**EXERCISE PROMPT:** All lines below must be repeated exactly, with the pictures omitted.

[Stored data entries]

┌────────

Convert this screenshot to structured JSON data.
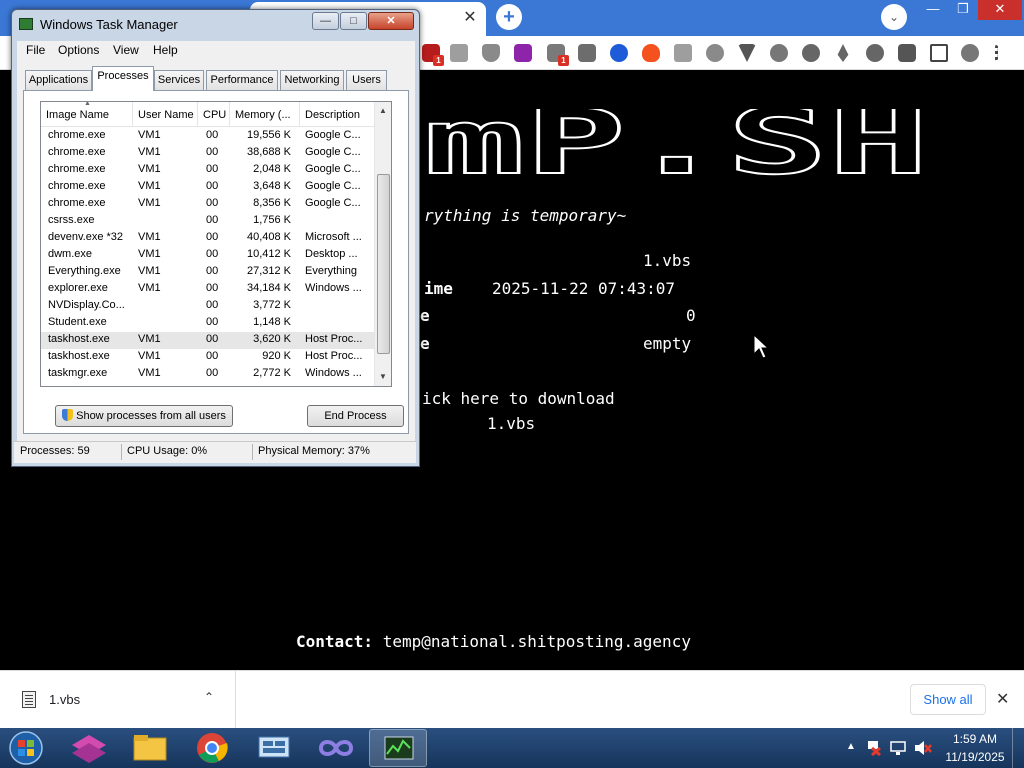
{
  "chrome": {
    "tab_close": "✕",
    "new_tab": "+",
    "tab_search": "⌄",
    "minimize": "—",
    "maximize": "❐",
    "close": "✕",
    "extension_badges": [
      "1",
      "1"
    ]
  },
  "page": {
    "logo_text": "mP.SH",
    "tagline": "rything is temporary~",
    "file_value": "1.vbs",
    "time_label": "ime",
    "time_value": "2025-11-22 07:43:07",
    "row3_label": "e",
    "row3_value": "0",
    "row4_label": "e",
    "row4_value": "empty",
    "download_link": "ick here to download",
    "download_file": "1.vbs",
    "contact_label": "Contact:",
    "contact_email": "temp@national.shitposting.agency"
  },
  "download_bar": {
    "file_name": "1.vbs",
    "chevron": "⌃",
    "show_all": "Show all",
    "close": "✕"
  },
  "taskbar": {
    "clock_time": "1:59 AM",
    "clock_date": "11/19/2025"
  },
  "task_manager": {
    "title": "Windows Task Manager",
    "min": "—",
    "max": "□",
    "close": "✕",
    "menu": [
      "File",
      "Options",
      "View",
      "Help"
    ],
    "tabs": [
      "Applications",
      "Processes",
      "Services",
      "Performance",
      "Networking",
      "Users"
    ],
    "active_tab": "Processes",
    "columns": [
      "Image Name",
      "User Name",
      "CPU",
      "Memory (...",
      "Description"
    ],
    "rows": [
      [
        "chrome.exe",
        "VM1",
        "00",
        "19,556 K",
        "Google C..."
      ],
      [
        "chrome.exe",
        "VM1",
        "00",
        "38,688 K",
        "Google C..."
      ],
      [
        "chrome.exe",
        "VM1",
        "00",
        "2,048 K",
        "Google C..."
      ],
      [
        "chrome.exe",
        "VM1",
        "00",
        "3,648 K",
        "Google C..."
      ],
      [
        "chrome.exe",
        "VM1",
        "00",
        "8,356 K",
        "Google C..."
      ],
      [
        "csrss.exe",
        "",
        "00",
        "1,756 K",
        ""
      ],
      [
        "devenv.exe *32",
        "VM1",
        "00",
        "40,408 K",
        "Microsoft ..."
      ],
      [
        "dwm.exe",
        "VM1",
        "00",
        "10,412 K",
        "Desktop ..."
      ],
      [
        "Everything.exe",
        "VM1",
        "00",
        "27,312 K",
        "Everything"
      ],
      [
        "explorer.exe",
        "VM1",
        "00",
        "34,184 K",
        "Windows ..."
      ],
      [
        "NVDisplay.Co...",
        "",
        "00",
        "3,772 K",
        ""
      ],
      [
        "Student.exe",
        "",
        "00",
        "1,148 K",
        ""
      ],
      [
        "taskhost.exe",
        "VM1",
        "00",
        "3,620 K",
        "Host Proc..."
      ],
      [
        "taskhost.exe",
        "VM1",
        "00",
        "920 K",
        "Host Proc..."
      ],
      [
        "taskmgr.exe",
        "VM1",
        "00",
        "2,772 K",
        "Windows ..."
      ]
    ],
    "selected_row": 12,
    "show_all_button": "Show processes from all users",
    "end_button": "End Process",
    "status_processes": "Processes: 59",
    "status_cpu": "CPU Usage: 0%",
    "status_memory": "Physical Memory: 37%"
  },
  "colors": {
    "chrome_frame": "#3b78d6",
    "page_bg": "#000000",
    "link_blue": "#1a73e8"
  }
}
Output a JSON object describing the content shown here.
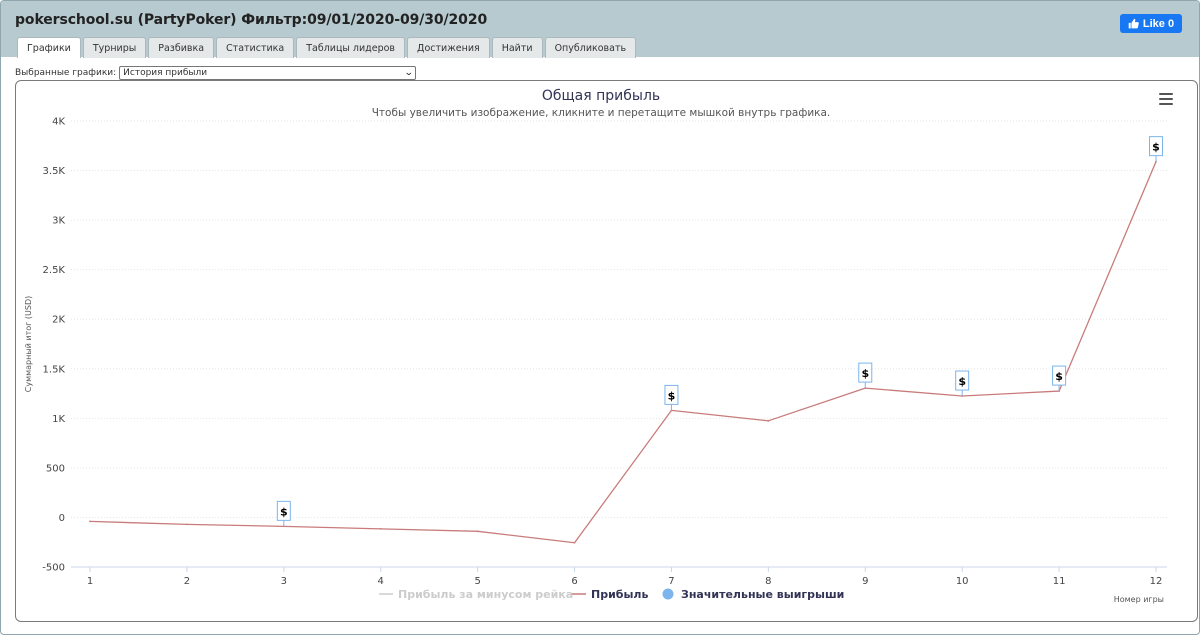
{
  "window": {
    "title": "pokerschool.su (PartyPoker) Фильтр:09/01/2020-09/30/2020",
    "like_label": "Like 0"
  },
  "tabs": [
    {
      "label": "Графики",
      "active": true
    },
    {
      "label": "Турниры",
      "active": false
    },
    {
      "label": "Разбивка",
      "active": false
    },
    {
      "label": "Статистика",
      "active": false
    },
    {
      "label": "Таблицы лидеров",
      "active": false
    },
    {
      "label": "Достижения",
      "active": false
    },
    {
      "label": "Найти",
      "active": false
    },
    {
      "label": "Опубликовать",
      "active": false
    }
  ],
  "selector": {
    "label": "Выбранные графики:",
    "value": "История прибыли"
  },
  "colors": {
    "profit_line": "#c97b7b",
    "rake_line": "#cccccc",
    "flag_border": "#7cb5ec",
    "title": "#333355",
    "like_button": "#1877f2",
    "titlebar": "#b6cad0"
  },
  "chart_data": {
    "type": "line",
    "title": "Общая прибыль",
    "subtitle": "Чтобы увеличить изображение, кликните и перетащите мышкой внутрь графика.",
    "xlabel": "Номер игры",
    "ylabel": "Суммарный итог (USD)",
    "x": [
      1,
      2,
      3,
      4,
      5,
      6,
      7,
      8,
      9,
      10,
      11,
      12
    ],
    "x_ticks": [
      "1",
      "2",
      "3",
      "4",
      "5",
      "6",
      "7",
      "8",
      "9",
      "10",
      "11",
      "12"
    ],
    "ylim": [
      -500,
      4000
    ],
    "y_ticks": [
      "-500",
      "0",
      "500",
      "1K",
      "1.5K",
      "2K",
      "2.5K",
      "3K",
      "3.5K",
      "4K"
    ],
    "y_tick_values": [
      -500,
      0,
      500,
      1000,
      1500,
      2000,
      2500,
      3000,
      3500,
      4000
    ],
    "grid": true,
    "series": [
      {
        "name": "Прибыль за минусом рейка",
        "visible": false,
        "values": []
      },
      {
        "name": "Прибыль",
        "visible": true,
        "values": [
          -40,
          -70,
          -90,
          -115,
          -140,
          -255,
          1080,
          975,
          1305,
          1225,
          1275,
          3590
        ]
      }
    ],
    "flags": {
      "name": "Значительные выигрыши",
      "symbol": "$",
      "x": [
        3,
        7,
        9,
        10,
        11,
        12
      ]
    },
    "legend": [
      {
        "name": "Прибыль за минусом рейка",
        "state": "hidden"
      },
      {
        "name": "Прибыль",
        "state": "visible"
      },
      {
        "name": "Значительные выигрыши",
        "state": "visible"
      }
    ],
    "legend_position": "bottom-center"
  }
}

└────────

**FINAL ANSWER:**
Convert this screenshot to structured JSON data.
{
  "chrome": {
    "tab_close": "✕",
    "new_tab": "+",
    "tab_search": "⌄",
    "minimize": "—",
    "maximize": "❐",
    "close": "✕",
    "extension_badges": [
      "1",
      "1"
    ]
  },
  "page": {
    "logo_text": "mP.SH",
    "tagline": "rything is temporary~",
    "file_value": "1.vbs",
    "time_label": "ime",
    "time_value": "2025-11-22 07:43:07",
    "row3_label": "e",
    "row3_value": "0",
    "row4_label": "e",
    "row4_value": "empty",
    "download_link": "ick here to download",
    "download_file": "1.vbs",
    "contact_label": "Contact:",
    "contact_email": "temp@national.shitposting.agency"
  },
  "download_bar": {
    "file_name": "1.vbs",
    "chevron": "⌃",
    "show_all": "Show all",
    "close": "✕"
  },
  "taskbar": {
    "clock_time": "1:59 AM",
    "clock_date": "11/19/2025"
  },
  "task_manager": {
    "title": "Windows Task Manager",
    "min": "—",
    "max": "□",
    "close": "✕",
    "menu": [
      "File",
      "Options",
      "View",
      "Help"
    ],
    "tabs": [
      "Applications",
      "Processes",
      "Services",
      "Performance",
      "Networking",
      "Users"
    ],
    "active_tab": "Processes",
    "columns": [
      "Image Name",
      "User Name",
      "CPU",
      "Memory (...",
      "Description"
    ],
    "rows": [
      [
        "chrome.exe",
        "VM1",
        "00",
        "19,556 K",
        "Google C..."
      ],
      [
        "chrome.exe",
        "VM1",
        "00",
        "38,688 K",
        "Google C..."
      ],
      [
        "chrome.exe",
        "VM1",
        "00",
        "2,048 K",
        "Google C..."
      ],
      [
        "chrome.exe",
        "VM1",
        "00",
        "3,648 K",
        "Google C..."
      ],
      [
        "chrome.exe",
        "VM1",
        "00",
        "8,356 K",
        "Google C..."
      ],
      [
        "csrss.exe",
        "",
        "00",
        "1,756 K",
        ""
      ],
      [
        "devenv.exe *32",
        "VM1",
        "00",
        "40,408 K",
        "Microsoft ..."
      ],
      [
        "dwm.exe",
        "VM1",
        "00",
        "10,412 K",
        "Desktop ..."
      ],
      [
        "Everything.exe",
        "VM1",
        "00",
        "27,312 K",
        "Everything"
      ],
      [
        "explorer.exe",
        "VM1",
        "00",
        "34,184 K",
        "Windows ..."
      ],
      [
        "NVDisplay.Co...",
        "",
        "00",
        "3,772 K",
        ""
      ],
      [
        "Student.exe",
        "",
        "00",
        "1,148 K",
        ""
      ],
      [
        "taskhost.exe",
        "VM1",
        "00",
        "3,620 K",
        "Host Proc..."
      ],
      [
        "taskhost.exe",
        "VM1",
        "00",
        "920 K",
        "Host Proc..."
      ],
      [
        "taskmgr.exe",
        "VM1",
        "00",
        "2,772 K",
        "Windows ..."
      ]
    ],
    "selected_row": 12,
    "show_all_button": "Show processes from all users",
    "end_button": "End Process",
    "status_processes": "Processes: 59",
    "status_cpu": "CPU Usage: 0%",
    "status_memory": "Physical Memory: 37%"
  },
  "colors": {
    "chrome_frame": "#3b78d6",
    "page_bg": "#000000",
    "link_blue": "#1a73e8"
  }
}
Output a JSON object describing the content shown here.
{
  "window": {
    "title": "pokerschool.su (PartyPoker) Фильтр:09/01/2020-09/30/2020",
    "like_label": "Like 0"
  },
  "tabs": [
    {
      "label": "Графики",
      "active": true
    },
    {
      "label": "Турниры",
      "active": false
    },
    {
      "label": "Разбивка",
      "active": false
    },
    {
      "label": "Статистика",
      "active": false
    },
    {
      "label": "Таблицы лидеров",
      "active": false
    },
    {
      "label": "Достижения",
      "active": false
    },
    {
      "label": "Найти",
      "active": false
    },
    {
      "label": "Опубликовать",
      "active": false
    }
  ],
  "selector": {
    "label": "Выбранные графики:",
    "value": "История прибыли"
  },
  "colors": {
    "profit_line": "#c97b7b",
    "rake_line": "#cccccc",
    "flag_border": "#7cb5ec",
    "title": "#333355",
    "like_button": "#1877f2",
    "titlebar": "#b6cad0"
  },
  "chart_data": {
    "type": "line",
    "title": "Общая прибыль",
    "subtitle": "Чтобы увеличить изображение, кликните и перетащите мышкой внутрь графика.",
    "xlabel": "Номер игры",
    "ylabel": "Суммарный итог (USD)",
    "x": [
      1,
      2,
      3,
      4,
      5,
      6,
      7,
      8,
      9,
      10,
      11,
      12
    ],
    "x_ticks": [
      "1",
      "2",
      "3",
      "4",
      "5",
      "6",
      "7",
      "8",
      "9",
      "10",
      "11",
      "12"
    ],
    "ylim": [
      -500,
      4000
    ],
    "y_ticks": [
      "-500",
      "0",
      "500",
      "1K",
      "1.5K",
      "2K",
      "2.5K",
      "3K",
      "3.5K",
      "4K"
    ],
    "y_tick_values": [
      -500,
      0,
      500,
      1000,
      1500,
      2000,
      2500,
      3000,
      3500,
      4000
    ],
    "grid": true,
    "series": [
      {
        "name": "Прибыль за минусом рейка",
        "visible": false,
        "values": []
      },
      {
        "name": "Прибыль",
        "visible": true,
        "values": [
          -40,
          -70,
          -90,
          -115,
          -140,
          -255,
          1080,
          975,
          1305,
          1225,
          1275,
          3590
        ]
      }
    ],
    "flags": {
      "name": "Значительные выигрыши",
      "symbol": "$",
      "x": [
        3,
        7,
        9,
        10,
        11,
        12
      ]
    },
    "legend": [
      {
        "name": "Прибыль за минусом рейка",
        "state": "hidden"
      },
      {
        "name": "Прибыль",
        "state": "visible"
      },
      {
        "name": "Значительные выигрыши",
        "state": "visible"
      }
    ],
    "legend_position": "bottom-center"
  }
}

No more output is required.